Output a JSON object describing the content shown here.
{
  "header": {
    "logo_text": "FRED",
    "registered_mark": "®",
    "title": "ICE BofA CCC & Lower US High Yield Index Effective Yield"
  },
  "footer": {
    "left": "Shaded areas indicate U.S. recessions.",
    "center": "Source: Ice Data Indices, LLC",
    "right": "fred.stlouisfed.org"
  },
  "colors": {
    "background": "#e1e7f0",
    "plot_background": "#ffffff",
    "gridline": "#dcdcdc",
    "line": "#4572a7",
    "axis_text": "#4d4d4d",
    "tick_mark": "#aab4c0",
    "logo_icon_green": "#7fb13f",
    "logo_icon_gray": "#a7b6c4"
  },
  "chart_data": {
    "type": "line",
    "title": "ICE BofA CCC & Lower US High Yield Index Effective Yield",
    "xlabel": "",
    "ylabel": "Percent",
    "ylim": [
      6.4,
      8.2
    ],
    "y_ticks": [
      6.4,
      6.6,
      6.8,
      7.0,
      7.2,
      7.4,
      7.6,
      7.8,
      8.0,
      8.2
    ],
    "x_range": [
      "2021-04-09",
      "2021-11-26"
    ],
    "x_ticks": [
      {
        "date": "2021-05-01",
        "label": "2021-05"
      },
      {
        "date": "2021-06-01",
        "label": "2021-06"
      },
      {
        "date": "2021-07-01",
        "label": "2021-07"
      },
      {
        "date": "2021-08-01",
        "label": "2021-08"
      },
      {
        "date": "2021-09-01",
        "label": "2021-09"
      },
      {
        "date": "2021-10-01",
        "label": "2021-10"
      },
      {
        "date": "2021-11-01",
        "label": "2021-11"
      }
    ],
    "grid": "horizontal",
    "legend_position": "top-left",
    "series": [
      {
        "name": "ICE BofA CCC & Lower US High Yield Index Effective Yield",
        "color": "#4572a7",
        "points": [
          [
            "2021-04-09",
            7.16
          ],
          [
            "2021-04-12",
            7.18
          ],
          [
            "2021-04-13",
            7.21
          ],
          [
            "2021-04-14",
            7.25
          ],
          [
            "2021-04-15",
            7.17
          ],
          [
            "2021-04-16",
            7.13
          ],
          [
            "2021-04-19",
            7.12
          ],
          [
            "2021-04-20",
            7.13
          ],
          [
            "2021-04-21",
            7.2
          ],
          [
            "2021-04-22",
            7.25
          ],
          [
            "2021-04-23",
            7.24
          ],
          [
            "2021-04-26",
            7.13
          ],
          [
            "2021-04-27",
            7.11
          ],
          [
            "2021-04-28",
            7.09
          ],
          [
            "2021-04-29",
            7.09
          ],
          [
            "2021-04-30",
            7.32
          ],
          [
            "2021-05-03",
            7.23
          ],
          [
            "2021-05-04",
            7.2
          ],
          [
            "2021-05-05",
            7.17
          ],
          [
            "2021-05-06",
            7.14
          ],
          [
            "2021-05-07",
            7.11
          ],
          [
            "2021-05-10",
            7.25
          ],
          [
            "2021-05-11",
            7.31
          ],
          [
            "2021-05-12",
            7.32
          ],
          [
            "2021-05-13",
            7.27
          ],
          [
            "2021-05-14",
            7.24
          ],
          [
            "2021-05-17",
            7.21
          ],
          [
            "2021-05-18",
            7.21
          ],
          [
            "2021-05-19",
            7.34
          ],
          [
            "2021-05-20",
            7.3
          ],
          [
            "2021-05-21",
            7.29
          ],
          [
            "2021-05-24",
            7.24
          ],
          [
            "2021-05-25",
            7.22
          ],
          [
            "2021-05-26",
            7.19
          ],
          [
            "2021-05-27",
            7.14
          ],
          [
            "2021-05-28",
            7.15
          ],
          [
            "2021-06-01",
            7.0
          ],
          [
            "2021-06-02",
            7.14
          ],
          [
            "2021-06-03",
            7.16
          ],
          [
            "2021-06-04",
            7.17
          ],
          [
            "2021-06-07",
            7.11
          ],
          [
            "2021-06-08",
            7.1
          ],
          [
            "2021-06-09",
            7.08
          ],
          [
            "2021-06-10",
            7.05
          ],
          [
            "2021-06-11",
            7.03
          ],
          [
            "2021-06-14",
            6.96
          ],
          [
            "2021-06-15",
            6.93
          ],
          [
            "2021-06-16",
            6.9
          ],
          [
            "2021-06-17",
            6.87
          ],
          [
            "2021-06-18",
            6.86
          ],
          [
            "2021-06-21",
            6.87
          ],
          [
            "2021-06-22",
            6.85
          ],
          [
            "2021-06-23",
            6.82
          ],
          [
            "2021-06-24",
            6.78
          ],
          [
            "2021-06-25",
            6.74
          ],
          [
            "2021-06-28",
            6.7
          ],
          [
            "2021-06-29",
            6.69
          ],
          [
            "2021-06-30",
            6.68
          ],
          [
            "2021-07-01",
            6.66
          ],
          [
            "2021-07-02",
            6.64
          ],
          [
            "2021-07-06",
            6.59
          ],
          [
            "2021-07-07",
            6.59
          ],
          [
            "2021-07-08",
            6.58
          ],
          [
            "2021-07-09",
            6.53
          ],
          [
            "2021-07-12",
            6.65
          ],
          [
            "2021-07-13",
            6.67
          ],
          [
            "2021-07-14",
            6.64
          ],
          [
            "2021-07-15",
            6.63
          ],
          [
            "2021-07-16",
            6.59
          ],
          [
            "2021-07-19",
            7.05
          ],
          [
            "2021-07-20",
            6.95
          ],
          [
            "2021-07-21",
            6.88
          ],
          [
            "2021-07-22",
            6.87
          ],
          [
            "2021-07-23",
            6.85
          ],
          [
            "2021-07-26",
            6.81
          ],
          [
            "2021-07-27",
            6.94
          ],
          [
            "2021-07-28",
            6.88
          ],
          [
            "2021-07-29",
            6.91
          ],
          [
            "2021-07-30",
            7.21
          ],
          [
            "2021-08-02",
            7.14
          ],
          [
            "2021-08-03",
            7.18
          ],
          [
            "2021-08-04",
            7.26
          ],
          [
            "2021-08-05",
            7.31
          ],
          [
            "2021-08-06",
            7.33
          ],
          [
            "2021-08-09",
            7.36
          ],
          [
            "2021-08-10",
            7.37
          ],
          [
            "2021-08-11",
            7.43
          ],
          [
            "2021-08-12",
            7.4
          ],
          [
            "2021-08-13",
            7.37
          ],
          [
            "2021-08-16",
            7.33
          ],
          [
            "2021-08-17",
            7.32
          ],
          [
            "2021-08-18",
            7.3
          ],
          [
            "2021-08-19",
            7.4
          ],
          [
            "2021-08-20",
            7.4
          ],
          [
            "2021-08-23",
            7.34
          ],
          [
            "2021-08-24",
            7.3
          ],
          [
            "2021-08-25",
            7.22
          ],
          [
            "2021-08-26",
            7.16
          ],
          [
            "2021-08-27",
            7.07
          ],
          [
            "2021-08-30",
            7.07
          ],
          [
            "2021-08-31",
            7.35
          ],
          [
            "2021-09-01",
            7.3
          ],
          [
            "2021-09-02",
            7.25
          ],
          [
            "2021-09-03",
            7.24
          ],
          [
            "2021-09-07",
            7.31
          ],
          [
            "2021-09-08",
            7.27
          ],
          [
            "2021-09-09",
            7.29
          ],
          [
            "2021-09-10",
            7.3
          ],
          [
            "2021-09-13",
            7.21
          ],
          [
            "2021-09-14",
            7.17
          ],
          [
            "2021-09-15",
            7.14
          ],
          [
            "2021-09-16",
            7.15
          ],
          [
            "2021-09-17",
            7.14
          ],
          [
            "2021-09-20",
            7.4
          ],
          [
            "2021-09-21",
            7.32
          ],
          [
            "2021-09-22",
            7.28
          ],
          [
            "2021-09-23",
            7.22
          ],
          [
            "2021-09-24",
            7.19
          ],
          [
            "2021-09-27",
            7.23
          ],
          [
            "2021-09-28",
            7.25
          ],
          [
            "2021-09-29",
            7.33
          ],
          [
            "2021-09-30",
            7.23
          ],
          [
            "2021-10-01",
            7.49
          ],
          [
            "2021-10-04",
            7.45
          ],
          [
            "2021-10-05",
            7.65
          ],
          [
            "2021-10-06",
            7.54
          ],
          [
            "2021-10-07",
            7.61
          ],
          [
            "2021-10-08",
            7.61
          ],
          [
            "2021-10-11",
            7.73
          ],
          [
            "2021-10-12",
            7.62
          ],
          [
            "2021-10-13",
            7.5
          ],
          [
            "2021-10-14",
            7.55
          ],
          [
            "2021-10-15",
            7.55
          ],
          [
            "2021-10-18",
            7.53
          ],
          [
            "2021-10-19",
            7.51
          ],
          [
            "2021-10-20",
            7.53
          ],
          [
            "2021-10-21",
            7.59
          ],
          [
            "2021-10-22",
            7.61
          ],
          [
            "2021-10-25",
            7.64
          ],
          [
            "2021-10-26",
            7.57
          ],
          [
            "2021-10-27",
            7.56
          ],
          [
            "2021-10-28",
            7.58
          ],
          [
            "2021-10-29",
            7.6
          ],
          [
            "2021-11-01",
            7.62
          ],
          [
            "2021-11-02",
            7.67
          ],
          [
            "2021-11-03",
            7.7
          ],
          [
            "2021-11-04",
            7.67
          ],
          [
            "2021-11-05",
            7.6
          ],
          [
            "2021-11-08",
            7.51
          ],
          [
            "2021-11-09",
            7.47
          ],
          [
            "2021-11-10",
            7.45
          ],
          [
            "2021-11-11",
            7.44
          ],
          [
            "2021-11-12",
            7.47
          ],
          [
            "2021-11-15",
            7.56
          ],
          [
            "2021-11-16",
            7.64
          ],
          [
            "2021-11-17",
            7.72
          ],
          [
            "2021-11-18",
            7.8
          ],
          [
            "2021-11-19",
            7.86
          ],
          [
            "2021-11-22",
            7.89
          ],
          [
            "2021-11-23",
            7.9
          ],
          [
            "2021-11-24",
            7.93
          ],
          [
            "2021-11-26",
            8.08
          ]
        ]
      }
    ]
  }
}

What is expected >> Search the records above for the string "Lower". Copy every line that contains it.

Full response >>
    "title": "ICE BofA CCC & Lower US High Yield Index Effective Yield"
    "title": "ICE BofA CCC & Lower US High Yield Index Effective Yield",
        "name": "ICE BofA CCC & Lower US High Yield Index Effective Yield",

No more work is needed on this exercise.